------ DATA EXTRACT

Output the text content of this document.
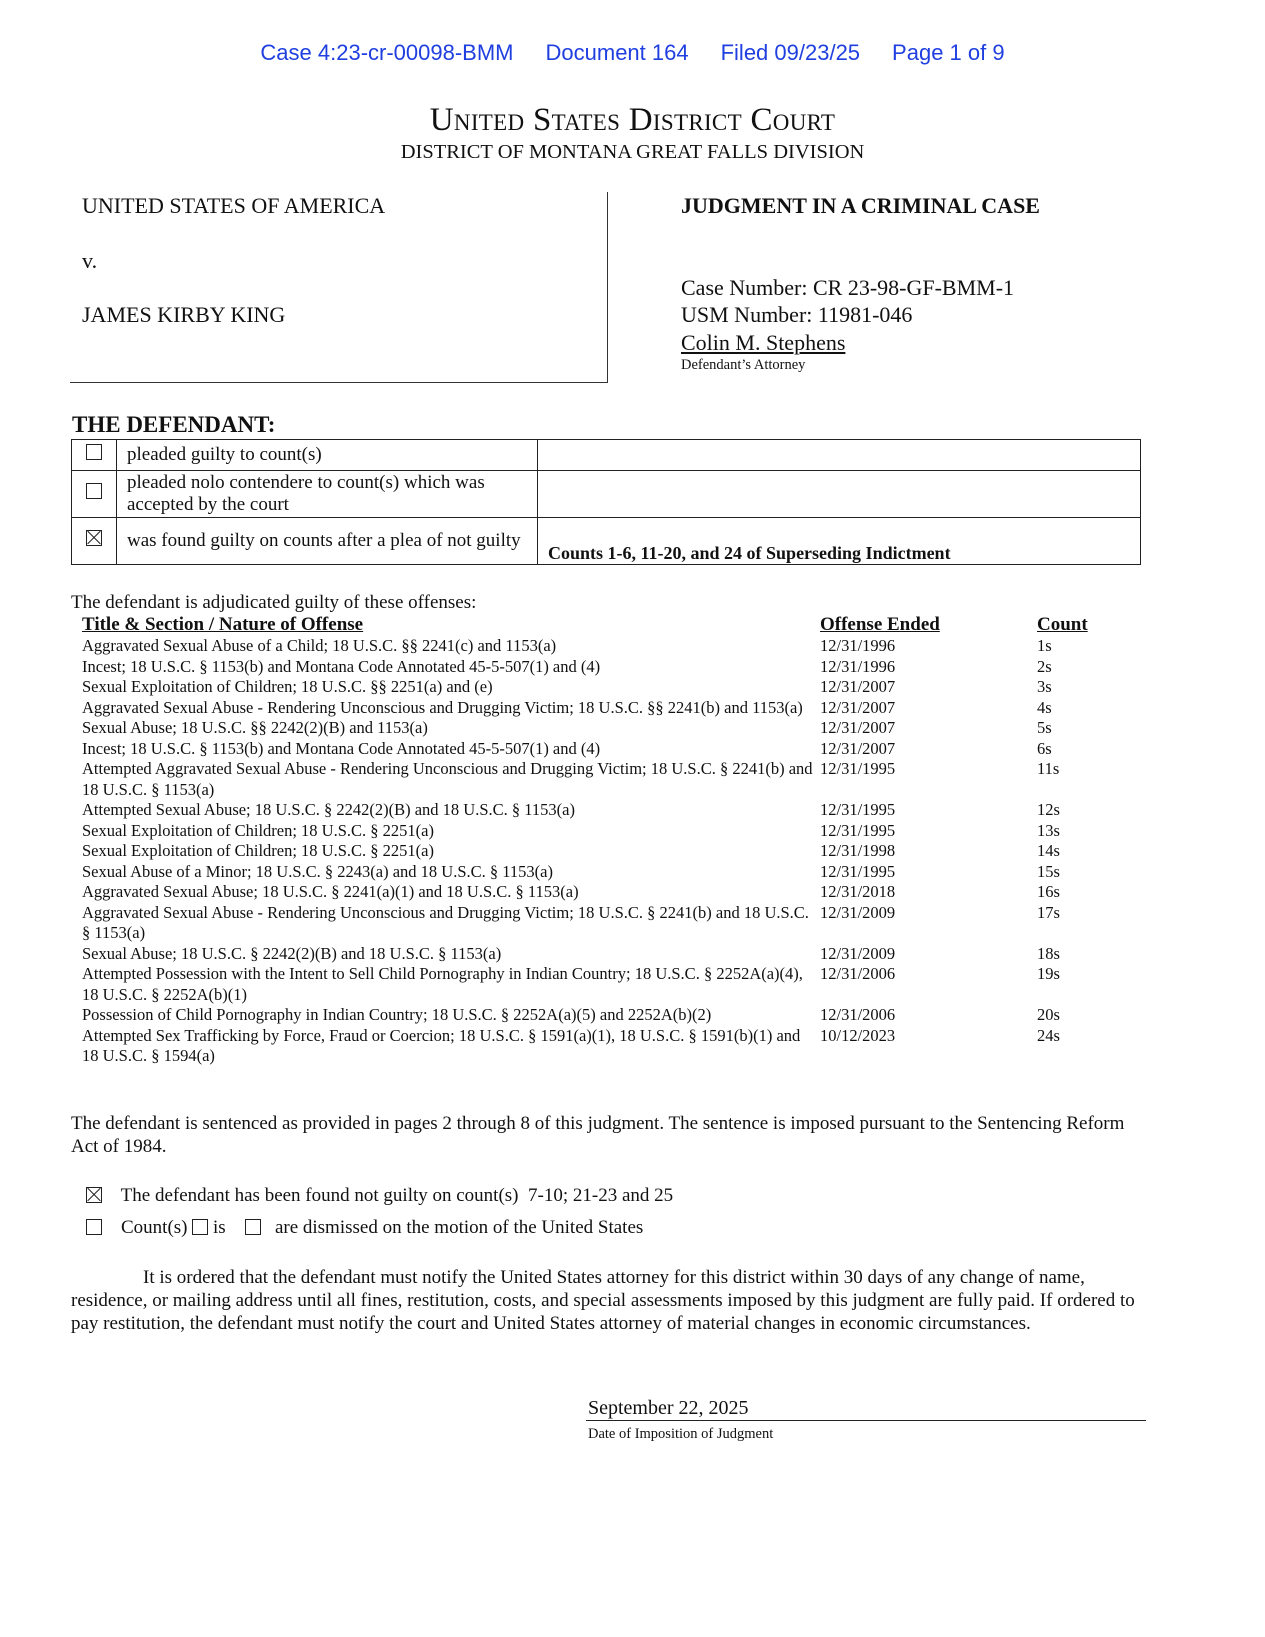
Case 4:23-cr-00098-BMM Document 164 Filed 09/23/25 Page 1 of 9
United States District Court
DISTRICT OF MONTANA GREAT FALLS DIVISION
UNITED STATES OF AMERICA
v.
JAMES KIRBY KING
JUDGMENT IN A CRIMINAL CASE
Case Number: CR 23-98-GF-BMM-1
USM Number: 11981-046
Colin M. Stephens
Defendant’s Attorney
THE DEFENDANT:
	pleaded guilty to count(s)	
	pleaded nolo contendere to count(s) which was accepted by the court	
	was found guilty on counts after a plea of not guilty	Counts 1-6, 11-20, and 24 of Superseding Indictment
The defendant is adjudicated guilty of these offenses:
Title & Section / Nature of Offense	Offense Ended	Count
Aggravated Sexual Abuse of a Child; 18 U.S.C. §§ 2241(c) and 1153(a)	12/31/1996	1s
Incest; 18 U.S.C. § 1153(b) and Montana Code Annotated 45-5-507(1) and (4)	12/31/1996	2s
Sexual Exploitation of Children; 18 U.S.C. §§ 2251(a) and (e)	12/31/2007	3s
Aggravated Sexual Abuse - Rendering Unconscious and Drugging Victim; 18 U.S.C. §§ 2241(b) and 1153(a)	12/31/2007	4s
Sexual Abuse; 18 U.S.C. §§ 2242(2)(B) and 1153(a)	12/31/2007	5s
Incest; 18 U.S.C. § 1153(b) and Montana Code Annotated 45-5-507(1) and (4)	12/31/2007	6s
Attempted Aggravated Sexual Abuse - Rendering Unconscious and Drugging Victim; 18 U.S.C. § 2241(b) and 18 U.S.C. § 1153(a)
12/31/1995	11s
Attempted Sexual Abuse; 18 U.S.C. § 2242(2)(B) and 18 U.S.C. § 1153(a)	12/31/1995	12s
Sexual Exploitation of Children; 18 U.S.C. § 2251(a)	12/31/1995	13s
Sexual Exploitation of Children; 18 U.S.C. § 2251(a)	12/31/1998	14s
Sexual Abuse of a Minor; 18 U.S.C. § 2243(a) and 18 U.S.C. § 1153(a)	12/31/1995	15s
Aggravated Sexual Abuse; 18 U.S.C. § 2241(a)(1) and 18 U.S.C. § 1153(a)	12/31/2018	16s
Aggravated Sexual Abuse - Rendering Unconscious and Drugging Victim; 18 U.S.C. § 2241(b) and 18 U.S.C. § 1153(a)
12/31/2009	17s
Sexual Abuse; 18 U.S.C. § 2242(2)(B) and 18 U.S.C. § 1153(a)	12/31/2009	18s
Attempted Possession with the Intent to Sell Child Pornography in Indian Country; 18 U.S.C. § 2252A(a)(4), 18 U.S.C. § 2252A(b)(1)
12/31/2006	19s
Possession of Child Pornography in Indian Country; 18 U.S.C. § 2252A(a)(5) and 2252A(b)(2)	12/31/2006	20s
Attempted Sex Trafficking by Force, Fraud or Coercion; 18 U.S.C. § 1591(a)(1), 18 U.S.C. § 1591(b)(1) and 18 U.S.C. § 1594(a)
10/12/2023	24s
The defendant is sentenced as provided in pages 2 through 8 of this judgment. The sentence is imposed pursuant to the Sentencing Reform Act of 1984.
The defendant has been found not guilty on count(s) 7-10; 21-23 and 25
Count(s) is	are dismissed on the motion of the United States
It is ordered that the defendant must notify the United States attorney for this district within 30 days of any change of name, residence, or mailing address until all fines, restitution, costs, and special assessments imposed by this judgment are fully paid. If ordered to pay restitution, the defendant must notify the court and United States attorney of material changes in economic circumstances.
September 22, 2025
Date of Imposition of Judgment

------------
------ DATA EXTRACT

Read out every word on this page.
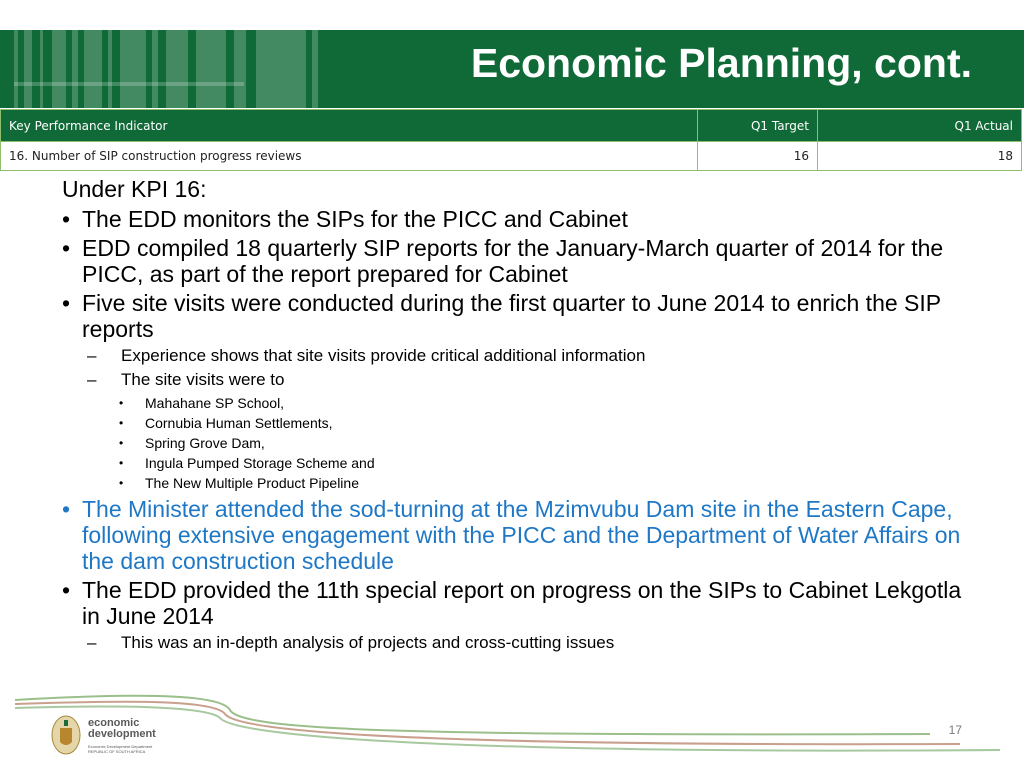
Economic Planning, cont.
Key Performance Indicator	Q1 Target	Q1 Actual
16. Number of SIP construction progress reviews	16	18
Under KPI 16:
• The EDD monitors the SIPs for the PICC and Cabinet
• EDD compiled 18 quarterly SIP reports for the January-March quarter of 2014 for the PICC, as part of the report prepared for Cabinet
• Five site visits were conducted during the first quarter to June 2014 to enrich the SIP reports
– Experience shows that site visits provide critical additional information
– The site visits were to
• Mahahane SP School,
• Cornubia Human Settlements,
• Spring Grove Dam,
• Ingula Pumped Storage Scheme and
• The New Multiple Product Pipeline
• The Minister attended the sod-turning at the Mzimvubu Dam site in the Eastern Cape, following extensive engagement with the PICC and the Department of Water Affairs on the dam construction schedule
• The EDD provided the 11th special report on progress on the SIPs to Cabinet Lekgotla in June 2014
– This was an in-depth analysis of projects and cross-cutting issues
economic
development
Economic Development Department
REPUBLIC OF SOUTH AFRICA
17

------------

__AIM__. Find the word "Exploitation" in the data and show each line that holds it.

__RESPONSE__.
Sexual Exploitation of Children; 18 U.S.C. §§ 2251(a) and (e)	12/31/2007	3s
Sexual Exploitation of Children; 18 U.S.C. § 2251(a)	12/31/1995	13s
Sexual Exploitation of Children; 18 U.S.C. § 2251(a)	12/31/1998	14s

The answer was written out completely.